What is the number of lines containing the string "MEAN"? Answer with the number only.
----
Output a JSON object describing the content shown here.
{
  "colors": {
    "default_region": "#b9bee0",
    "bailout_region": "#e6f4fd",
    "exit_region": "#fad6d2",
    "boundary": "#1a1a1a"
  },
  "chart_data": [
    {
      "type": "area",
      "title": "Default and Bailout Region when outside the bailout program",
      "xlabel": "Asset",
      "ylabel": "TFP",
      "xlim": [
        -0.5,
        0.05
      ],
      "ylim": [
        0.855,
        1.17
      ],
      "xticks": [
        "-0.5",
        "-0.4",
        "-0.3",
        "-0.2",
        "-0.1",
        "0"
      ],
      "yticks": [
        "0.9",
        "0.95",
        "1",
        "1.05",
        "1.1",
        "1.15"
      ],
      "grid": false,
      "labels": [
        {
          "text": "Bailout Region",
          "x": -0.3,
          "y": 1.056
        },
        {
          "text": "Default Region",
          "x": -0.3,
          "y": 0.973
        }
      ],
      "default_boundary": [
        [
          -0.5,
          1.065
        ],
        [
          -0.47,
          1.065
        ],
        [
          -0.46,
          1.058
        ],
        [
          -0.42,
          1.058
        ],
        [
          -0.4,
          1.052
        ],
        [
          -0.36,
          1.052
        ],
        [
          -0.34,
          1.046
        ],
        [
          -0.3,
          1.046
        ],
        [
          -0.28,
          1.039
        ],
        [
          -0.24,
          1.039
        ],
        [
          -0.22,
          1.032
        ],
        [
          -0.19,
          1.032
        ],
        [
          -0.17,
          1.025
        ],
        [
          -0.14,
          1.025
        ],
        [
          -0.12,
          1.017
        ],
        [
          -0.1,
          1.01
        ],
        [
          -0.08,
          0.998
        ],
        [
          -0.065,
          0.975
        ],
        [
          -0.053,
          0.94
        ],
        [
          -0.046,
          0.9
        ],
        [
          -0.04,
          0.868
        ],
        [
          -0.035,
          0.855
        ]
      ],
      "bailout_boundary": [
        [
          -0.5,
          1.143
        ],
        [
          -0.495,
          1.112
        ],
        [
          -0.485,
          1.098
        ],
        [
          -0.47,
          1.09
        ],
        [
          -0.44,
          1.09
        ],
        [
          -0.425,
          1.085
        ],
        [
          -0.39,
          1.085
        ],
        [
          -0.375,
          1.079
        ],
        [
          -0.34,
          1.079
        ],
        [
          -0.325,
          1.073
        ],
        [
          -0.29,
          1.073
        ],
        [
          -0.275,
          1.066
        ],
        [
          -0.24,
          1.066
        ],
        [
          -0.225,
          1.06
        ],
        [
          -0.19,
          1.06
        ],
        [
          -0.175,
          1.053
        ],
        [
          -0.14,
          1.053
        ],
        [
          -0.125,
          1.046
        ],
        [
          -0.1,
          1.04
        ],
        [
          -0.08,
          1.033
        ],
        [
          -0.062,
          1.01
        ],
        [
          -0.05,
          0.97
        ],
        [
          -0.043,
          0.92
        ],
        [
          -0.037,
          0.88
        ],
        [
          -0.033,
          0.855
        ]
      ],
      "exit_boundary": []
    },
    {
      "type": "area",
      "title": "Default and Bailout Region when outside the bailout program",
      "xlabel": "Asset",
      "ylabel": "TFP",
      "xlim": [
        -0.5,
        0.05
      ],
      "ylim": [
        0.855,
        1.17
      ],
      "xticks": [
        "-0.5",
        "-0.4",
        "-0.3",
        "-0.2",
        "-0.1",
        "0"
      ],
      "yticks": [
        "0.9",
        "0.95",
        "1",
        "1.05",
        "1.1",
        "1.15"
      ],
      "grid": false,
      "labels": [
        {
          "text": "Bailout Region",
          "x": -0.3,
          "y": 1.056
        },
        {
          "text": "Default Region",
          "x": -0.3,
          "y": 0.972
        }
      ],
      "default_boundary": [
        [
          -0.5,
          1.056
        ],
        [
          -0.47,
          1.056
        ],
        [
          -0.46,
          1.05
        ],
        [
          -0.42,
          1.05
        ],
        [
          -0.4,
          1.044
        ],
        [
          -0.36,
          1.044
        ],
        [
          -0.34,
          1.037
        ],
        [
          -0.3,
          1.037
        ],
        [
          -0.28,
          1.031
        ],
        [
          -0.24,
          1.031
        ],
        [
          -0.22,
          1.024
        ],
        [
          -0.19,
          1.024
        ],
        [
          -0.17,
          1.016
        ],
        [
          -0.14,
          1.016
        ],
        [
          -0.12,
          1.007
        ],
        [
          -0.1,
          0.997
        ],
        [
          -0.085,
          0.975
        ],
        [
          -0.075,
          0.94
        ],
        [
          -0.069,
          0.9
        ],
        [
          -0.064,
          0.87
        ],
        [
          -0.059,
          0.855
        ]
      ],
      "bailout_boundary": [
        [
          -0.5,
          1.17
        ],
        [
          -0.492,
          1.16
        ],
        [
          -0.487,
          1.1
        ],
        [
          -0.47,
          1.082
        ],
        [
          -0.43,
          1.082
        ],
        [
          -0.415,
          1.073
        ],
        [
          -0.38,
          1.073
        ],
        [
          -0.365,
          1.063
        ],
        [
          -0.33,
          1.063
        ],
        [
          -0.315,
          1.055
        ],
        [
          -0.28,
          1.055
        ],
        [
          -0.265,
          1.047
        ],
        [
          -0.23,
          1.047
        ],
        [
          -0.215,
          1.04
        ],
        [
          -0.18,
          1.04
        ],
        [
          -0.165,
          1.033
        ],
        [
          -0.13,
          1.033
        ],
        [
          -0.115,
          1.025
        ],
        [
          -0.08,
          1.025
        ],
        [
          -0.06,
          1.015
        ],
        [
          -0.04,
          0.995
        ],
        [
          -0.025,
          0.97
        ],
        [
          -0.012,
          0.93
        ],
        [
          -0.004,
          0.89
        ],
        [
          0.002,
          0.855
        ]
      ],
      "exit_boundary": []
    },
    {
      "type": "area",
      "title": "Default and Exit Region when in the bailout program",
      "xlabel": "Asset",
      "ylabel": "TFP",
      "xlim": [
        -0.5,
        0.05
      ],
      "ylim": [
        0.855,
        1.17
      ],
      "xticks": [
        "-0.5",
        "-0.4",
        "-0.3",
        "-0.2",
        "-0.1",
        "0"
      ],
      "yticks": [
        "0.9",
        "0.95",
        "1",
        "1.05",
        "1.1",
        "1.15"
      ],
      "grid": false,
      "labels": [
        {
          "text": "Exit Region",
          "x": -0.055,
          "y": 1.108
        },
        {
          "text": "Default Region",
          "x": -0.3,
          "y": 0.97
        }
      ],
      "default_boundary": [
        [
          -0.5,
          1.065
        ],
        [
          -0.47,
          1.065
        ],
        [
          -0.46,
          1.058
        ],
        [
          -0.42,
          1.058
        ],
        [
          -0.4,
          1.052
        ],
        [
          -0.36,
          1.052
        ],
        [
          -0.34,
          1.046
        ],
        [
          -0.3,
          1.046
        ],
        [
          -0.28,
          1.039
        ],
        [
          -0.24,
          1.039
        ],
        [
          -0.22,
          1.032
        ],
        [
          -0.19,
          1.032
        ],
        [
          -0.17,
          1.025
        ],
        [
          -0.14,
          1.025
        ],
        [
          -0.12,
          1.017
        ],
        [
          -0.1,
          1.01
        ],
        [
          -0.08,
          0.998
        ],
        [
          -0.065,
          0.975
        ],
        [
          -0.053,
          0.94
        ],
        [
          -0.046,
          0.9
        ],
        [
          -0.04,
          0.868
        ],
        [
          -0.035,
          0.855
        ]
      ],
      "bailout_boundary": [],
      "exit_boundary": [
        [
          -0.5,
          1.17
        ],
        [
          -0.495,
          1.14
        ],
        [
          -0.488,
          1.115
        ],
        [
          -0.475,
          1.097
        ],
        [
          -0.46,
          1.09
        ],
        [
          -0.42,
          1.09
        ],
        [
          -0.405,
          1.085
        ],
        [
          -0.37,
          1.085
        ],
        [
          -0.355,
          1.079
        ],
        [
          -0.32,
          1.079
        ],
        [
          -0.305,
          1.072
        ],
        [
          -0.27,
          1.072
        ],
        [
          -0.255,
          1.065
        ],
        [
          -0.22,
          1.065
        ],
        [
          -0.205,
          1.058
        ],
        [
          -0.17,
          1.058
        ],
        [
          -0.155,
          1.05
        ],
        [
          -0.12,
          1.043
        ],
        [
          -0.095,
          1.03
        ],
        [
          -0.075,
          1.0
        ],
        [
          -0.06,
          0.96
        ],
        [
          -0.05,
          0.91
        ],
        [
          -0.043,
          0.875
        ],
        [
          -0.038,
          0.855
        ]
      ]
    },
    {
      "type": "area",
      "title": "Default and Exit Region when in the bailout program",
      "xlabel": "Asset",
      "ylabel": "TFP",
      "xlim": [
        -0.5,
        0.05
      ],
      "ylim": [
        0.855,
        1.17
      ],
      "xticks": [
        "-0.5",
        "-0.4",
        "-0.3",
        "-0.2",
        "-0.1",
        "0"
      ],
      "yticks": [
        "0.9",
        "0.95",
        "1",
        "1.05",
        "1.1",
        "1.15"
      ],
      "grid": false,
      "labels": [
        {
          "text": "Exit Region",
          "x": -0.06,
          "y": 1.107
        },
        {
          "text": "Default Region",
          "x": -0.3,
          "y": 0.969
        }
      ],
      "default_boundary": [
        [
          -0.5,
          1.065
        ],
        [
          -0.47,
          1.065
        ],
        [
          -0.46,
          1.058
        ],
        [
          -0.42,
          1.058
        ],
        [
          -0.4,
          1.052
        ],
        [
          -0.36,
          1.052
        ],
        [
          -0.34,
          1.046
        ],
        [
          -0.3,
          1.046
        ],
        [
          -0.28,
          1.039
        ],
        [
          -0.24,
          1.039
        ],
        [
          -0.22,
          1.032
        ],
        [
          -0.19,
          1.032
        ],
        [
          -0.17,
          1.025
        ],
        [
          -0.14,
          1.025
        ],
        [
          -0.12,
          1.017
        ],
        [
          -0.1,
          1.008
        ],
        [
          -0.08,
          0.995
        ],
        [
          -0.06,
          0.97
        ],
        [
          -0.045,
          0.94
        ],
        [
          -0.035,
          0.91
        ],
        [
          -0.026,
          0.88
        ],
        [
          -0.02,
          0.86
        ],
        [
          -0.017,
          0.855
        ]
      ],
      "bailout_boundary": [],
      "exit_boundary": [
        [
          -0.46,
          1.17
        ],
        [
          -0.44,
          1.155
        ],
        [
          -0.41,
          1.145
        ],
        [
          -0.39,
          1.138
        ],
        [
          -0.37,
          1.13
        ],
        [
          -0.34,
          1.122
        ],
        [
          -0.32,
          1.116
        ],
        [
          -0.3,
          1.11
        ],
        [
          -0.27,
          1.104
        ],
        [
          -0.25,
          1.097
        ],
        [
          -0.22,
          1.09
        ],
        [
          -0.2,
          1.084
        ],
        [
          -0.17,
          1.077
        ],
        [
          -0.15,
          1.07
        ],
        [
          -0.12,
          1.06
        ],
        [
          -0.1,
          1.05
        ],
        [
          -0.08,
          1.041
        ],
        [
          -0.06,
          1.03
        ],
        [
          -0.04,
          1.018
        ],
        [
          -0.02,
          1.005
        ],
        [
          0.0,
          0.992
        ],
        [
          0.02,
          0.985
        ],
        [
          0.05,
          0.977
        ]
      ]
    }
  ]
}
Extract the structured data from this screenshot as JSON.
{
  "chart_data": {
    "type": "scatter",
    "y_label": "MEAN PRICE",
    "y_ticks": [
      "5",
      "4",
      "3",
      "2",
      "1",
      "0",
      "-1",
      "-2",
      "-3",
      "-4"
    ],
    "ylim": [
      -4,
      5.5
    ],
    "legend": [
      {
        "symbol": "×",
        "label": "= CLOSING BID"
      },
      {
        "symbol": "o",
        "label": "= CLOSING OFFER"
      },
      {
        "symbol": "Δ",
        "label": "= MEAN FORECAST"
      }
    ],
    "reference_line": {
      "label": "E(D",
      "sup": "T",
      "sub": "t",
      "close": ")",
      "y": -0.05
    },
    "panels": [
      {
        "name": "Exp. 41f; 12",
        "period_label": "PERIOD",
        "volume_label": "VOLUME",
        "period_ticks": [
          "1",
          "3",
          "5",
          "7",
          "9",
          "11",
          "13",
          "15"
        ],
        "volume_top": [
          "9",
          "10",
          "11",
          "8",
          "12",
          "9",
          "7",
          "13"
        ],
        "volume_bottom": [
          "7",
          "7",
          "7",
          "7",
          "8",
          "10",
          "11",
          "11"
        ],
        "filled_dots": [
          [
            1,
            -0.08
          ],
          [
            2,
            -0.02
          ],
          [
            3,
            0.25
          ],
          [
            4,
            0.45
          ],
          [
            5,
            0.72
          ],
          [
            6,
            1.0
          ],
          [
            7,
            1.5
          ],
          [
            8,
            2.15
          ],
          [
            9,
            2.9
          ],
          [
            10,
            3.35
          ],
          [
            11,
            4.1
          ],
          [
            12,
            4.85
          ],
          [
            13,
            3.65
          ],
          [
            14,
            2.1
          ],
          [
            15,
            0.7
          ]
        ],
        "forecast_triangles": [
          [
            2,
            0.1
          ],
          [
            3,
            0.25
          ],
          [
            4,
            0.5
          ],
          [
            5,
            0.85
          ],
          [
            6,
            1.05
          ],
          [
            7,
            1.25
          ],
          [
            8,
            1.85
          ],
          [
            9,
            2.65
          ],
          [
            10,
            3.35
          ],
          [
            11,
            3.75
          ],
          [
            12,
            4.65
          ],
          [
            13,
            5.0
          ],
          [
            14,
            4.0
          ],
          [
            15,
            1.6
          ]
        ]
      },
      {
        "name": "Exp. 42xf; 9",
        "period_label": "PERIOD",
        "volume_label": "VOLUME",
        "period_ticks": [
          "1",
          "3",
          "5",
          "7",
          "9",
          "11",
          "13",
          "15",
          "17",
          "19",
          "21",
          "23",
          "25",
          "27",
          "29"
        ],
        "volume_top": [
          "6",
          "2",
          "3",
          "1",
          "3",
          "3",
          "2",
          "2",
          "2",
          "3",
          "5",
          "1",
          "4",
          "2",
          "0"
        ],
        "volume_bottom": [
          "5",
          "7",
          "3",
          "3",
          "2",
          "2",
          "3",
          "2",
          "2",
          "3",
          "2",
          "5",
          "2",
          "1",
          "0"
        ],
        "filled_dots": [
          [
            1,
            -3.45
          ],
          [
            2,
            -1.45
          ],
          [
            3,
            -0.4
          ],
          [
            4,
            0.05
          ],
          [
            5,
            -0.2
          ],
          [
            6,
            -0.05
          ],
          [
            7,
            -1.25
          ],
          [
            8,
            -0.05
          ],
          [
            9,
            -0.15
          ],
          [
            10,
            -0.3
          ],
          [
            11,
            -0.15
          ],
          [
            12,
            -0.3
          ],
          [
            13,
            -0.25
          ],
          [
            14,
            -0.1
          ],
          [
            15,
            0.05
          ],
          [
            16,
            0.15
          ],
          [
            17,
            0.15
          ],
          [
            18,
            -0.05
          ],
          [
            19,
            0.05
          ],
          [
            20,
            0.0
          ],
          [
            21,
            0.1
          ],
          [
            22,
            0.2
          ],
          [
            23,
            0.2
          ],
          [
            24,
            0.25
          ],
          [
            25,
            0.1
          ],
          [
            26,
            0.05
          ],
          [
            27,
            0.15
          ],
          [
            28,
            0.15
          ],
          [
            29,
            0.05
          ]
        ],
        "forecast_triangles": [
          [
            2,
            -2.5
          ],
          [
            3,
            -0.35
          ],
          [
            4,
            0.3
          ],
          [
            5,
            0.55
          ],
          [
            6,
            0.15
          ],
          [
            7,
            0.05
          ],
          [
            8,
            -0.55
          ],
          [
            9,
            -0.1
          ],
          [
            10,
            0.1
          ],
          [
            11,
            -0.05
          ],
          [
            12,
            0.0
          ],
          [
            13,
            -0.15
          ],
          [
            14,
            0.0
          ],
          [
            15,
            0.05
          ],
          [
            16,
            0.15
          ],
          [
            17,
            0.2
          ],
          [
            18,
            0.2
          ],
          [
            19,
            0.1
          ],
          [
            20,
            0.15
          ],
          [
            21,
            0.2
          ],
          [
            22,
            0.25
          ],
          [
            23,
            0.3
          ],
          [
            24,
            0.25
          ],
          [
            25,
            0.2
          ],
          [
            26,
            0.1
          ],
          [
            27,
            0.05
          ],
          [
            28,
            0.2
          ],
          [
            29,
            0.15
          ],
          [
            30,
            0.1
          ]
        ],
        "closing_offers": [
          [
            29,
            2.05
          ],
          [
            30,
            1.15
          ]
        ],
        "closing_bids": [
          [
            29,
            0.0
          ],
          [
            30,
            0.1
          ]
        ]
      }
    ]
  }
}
----
## [CORRECT OUTPUT]
2